§ Work to complete: Pick out the lines in the listing below that contain the word "With" and copy them.

§ Given records:

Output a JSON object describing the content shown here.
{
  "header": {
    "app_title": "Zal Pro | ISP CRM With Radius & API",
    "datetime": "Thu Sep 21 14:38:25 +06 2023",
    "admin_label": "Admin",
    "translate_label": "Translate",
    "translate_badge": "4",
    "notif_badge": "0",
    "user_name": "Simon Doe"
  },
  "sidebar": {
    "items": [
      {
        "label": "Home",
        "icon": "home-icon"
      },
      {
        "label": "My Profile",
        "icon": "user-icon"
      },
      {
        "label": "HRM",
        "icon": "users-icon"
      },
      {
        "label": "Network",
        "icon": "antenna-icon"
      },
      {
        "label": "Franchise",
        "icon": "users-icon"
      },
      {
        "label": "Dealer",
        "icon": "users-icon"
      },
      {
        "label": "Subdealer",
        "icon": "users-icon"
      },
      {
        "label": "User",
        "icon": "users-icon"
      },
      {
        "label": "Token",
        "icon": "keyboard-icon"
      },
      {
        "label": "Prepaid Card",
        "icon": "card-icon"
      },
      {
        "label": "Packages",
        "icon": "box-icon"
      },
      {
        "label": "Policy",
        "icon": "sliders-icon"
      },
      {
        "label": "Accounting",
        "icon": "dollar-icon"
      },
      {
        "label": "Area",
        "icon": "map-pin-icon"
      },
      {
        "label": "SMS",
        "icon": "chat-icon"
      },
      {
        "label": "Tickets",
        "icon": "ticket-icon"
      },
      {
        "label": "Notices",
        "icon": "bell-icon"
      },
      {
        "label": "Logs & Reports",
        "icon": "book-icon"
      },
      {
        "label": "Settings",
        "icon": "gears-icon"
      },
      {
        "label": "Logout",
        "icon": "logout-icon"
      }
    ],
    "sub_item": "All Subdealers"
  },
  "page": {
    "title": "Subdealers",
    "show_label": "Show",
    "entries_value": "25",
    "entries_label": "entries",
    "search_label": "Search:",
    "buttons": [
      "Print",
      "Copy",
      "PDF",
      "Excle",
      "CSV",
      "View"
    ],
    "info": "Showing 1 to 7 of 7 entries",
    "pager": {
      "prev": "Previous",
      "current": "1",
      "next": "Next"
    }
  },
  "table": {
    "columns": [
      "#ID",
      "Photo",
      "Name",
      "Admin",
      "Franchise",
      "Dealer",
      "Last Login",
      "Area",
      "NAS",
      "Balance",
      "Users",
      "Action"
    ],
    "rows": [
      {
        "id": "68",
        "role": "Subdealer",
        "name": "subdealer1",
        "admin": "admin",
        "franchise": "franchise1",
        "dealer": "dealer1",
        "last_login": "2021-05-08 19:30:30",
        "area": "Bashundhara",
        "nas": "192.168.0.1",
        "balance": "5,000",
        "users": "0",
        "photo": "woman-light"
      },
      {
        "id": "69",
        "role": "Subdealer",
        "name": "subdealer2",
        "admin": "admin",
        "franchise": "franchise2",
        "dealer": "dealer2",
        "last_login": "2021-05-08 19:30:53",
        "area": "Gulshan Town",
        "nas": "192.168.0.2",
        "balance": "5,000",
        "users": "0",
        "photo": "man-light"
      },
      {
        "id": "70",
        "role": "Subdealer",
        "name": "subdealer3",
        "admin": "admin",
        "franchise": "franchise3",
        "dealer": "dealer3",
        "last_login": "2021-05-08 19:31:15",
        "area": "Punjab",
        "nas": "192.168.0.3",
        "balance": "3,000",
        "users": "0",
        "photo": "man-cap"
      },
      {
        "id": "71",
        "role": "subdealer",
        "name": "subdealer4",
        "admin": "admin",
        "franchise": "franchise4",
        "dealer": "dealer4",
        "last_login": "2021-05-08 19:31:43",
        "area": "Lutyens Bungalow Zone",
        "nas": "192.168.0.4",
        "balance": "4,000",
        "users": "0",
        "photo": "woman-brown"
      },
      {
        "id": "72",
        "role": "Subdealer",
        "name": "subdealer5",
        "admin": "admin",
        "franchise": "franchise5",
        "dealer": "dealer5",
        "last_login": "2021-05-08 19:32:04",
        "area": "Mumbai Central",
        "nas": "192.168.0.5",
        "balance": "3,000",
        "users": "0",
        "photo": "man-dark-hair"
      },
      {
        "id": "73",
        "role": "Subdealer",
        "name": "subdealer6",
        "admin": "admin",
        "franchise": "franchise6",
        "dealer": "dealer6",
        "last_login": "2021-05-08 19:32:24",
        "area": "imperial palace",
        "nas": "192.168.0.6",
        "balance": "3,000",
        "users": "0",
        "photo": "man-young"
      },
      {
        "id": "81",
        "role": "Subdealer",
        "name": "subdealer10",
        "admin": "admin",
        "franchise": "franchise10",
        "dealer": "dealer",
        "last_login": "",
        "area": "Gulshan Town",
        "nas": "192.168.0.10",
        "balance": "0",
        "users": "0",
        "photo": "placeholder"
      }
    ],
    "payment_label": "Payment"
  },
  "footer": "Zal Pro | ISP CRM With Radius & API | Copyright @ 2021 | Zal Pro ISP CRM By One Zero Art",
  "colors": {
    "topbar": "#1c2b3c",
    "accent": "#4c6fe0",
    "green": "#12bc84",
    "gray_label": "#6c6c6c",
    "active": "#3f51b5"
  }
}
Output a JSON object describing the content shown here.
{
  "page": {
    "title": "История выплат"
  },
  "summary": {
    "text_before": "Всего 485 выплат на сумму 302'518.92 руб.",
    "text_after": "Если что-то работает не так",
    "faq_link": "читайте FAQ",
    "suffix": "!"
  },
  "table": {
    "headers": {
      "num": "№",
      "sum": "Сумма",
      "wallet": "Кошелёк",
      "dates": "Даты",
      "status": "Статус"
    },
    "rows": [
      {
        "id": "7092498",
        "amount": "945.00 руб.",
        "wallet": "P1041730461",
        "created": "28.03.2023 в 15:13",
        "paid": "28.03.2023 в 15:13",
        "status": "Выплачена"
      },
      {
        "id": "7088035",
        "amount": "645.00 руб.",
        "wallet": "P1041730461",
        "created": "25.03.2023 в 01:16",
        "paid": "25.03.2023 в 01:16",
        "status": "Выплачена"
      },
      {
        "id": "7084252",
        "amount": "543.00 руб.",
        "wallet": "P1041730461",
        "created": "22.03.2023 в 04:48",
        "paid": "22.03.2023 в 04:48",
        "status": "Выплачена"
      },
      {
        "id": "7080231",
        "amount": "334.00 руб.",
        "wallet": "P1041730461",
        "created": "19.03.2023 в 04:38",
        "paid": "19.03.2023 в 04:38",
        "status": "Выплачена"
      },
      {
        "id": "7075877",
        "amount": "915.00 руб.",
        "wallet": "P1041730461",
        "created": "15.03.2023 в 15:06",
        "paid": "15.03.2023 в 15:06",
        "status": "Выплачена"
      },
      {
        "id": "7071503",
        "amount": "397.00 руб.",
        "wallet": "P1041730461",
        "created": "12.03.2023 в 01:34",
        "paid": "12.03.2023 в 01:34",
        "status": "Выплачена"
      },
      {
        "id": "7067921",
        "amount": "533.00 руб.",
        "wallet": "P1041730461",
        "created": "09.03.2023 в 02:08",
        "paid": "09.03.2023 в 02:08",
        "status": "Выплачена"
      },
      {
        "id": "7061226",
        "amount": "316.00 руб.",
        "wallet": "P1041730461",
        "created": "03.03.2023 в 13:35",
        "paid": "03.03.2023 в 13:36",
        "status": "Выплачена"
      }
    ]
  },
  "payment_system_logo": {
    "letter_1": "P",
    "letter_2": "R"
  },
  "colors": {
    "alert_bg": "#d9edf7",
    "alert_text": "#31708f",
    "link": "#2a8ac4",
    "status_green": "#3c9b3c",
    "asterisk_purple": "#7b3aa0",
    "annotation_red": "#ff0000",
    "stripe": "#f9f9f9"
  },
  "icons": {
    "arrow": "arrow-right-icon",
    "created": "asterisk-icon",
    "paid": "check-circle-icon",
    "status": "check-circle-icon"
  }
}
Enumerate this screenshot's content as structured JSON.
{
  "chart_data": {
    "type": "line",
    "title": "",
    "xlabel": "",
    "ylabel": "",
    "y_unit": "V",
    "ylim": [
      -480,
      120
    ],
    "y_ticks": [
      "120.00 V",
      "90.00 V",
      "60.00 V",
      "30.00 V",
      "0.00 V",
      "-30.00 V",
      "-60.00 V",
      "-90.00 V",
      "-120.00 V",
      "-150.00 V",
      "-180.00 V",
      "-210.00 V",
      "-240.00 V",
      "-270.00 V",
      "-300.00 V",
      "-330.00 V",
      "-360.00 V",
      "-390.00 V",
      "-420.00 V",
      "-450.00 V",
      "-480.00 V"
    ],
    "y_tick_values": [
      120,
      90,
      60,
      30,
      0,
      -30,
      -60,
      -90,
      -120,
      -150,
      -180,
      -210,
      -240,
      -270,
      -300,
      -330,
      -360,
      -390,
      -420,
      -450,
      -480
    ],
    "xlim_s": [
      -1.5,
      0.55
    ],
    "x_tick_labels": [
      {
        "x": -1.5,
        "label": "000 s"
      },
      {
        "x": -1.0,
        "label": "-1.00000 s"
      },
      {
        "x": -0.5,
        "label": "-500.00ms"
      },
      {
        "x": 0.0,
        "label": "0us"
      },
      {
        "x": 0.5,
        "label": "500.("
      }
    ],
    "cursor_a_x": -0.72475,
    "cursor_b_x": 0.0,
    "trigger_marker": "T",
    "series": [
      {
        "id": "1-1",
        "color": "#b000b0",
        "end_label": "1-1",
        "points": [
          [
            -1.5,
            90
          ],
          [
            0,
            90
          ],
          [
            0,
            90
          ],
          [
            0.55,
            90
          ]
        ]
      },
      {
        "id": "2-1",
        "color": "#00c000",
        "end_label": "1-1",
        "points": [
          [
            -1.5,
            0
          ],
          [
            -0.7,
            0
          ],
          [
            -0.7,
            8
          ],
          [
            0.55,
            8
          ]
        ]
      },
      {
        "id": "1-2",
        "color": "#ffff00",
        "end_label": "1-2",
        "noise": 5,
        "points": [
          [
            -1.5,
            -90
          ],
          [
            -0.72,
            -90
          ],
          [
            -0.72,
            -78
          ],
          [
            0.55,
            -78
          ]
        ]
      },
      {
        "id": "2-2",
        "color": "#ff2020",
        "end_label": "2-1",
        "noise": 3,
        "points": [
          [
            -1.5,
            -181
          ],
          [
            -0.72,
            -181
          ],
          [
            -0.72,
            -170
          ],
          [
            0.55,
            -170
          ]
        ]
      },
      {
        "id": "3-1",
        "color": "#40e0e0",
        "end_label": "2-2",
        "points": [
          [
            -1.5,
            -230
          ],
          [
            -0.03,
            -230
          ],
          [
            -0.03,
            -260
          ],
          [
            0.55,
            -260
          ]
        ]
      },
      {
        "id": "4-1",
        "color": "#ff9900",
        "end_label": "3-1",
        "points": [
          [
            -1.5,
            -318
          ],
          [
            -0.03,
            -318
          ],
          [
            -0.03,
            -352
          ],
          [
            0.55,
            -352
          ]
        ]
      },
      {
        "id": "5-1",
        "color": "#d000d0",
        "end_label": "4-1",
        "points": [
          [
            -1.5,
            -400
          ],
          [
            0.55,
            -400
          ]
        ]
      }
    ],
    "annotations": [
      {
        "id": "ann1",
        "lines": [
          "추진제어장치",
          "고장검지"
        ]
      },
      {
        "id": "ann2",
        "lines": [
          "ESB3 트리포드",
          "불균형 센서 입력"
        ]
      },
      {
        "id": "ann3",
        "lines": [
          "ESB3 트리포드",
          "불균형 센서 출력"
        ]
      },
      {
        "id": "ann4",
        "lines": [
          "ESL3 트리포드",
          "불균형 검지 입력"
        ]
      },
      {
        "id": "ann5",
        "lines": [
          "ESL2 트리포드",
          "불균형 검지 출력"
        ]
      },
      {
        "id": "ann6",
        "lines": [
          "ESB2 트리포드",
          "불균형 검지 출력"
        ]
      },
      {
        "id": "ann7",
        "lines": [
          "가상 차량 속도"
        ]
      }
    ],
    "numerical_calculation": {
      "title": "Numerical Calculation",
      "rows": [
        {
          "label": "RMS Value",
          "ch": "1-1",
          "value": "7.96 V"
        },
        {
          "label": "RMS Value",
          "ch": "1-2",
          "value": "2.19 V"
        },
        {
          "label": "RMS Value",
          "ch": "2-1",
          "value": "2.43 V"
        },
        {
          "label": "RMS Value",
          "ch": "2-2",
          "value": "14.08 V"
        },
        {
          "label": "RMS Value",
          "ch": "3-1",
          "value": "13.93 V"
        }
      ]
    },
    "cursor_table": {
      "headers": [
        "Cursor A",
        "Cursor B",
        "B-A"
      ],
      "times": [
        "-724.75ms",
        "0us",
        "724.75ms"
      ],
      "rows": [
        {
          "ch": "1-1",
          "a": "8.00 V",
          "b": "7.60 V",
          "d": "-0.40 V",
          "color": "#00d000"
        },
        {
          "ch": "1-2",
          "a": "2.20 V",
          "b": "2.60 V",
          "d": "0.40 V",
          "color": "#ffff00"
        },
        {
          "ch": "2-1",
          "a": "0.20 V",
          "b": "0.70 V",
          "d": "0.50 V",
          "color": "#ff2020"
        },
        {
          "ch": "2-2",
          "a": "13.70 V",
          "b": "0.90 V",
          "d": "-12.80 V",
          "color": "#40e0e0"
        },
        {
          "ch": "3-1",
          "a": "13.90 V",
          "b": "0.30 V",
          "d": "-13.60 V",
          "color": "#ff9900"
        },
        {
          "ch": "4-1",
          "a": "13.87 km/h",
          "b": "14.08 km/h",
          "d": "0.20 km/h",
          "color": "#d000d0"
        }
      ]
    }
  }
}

§ Correct result:
    "app_title": "Zal Pro | ISP CRM With Radius & API",
  "footer": "Zal Pro | ISP CRM With Radius & API | Copyright @ 2021 | Zal Pro ISP CRM By One Zero Art",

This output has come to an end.